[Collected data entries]
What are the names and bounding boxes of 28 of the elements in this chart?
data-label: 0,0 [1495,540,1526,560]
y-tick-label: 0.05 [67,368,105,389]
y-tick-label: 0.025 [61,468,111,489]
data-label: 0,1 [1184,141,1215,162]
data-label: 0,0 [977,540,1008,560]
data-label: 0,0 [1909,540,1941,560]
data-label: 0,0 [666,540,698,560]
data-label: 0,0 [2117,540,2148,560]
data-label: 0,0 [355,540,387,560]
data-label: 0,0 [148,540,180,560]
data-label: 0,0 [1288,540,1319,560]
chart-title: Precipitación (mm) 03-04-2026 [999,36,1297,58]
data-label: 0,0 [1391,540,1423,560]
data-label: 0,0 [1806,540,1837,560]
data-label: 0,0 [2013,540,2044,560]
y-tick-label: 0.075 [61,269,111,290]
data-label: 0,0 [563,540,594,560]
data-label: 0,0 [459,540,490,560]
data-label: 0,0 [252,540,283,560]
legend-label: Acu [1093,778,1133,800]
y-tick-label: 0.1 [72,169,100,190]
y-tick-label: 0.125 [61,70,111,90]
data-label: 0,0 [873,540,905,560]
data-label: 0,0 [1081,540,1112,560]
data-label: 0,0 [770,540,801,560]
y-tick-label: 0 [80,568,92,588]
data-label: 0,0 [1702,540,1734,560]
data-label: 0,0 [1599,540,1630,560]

- **Work instructions**
Tally the lines in the rows above that contain the string "tick". Reply with the number alone.

- **Full solution**
6